## What is required:
Repeat all of the material exactly as given.

===

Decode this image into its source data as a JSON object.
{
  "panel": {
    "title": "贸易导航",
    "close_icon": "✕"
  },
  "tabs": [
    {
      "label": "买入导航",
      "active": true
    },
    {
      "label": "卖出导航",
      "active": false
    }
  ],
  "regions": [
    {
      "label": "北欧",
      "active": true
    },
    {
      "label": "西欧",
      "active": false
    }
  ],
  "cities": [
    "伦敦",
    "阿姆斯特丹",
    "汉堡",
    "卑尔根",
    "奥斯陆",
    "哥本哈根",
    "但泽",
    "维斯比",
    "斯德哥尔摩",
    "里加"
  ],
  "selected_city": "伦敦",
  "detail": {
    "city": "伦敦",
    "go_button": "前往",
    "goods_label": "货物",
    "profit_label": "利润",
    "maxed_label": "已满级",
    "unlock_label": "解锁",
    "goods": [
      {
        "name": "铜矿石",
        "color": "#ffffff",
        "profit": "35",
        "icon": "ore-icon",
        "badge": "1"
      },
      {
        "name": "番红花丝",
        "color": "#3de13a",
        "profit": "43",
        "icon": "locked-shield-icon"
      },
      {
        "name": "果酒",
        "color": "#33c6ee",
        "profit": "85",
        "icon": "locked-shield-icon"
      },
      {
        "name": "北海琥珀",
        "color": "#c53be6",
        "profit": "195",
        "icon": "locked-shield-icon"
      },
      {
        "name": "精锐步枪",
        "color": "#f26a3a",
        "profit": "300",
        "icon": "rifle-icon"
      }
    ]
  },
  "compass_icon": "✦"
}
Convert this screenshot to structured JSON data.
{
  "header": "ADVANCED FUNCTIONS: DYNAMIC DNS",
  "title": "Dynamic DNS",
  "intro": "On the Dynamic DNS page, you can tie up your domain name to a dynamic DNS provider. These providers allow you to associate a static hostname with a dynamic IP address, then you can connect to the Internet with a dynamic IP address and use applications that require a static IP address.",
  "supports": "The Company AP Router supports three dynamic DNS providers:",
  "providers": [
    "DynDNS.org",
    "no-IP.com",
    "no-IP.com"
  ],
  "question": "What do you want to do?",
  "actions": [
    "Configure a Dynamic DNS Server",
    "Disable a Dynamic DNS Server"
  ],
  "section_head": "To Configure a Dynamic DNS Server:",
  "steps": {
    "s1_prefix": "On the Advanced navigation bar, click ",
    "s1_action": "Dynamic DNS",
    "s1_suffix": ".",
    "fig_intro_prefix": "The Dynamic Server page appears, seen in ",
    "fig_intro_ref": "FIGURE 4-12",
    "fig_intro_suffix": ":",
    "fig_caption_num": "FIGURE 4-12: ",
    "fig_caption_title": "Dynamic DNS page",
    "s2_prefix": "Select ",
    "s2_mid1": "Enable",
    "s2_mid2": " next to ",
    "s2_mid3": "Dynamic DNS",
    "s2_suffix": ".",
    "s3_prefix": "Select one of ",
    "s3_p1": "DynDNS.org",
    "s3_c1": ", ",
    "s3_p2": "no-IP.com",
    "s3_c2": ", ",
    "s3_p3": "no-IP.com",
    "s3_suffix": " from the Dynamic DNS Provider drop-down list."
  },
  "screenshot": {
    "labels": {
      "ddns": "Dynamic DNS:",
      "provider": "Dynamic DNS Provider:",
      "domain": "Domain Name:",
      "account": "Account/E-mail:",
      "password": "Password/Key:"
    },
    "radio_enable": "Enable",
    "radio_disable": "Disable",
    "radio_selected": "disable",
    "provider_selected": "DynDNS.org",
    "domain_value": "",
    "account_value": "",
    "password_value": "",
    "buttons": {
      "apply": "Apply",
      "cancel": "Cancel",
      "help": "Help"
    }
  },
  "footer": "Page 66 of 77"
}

===

## Written solution:
Decode this image into its source data as a JSON object.
{
  "panel": {
    "title": "贸易导航",
    "close_icon": "✕"
  },
  "tabs": [
    {
      "label": "买入导航",
      "active": true
    },
    {
      "label": "卖出导航",
      "active": false
    }
  ],
  "regions": [
    {
      "label": "北欧",
      "active": true
    },
    {
      "label": "西欧",
      "active": false
    }
  ],
  "cities": [
    "伦敦",
    "阿姆斯特丹",
    "汉堡",
    "卑尔根",
    "奥斯陆",
    "哥本哈根",
    "但泽",
    "维斯比",
    "斯德哥尔摩",
    "里加"
  ],
  "selected_city": "伦敦",
  "detail": {
    "city": "伦敦",
    "go_button": "前往",
    "goods_label": "货物",
    "profit_label": "利润",
    "maxed_label": "已满级",
    "unlock_label": "解锁",
    "goods": [
      {
        "name": "铜矿石",
        "color": "#ffffff",
        "profit": "35",
        "icon": "ore-icon",
        "badge": "1"
      },
      {
        "name": "番红花丝",
        "color": "#3de13a",
        "profit": "43",
        "icon": "locked-shield-icon"
      },
      {
        "name": "果酒",
        "color": "#33c6ee",
        "profit": "85",
        "icon": "locked-shield-icon"
      },
      {
        "name": "北海琥珀",
        "color": "#c53be6",
        "profit": "195",
        "icon": "locked-shield-icon"
      },
      {
        "name": "精锐步枪",
        "color": "#f26a3a",
        "profit": "300",
        "icon": "rifle-icon"
      }
    ]
  },
  "compass_icon": "✦"
}
Convert this screenshot to structured JSON data.
{
  "header": "ADVANCED FUNCTIONS: DYNAMIC DNS",
  "title": "Dynamic DNS",
  "intro": "On the Dynamic DNS page, you can tie up your domain name to a dynamic DNS provider. These providers allow you to associate a static hostname with a dynamic IP address, then you can connect to the Internet with a dynamic IP address and use applications that require a static IP address.",
  "supports": "The Company AP Router supports three dynamic DNS providers:",
  "providers": [
    "DynDNS.org",
    "no-IP.com",
    "no-IP.com"
  ],
  "question": "What do you want to do?",
  "actions": [
    "Configure a Dynamic DNS Server",
    "Disable a Dynamic DNS Server"
  ],
  "section_head": "To Configure a Dynamic DNS Server:",
  "steps": {
    "s1_prefix": "On the Advanced navigation bar, click ",
    "s1_action": "Dynamic DNS",
    "s1_suffix": ".",
    "fig_intro_prefix": "The Dynamic Server page appears, seen in ",
    "fig_intro_ref": "FIGURE 4-12",
    "fig_intro_suffix": ":",
    "fig_caption_num": "FIGURE 4-12: ",
    "fig_caption_title": "Dynamic DNS page",
    "s2_prefix": "Select ",
    "s2_mid1": "Enable",
    "s2_mid2": " next to ",
    "s2_mid3": "Dynamic DNS",
    "s2_suffix": ".",
    "s3_prefix": "Select one of ",
    "s3_p1": "DynDNS.org",
    "s3_c1": ", ",
    "s3_p2": "no-IP.com",
    "s3_c2": ", ",
    "s3_p3": "no-IP.com",
    "s3_suffix": " from the Dynamic DNS Provider drop-down list."
  },
  "screenshot": {
    "labels": {
      "ddns": "Dynamic DNS:",
      "provider": "Dynamic DNS Provider:",
      "domain": "Domain Name:",
      "account": "Account/E-mail:",
      "password": "Password/Key:"
    },
    "radio_enable": "Enable",
    "radio_disable": "Disable",
    "radio_selected": "disable",
    "provider_selected": "DynDNS.org",
    "domain_value": "",
    "account_value": "",
    "password_value": "",
    "buttons": {
      "apply": "Apply",
      "cancel": "Cancel",
      "help": "Help"
    }
  },
  "footer": "Page 66 of 77"
}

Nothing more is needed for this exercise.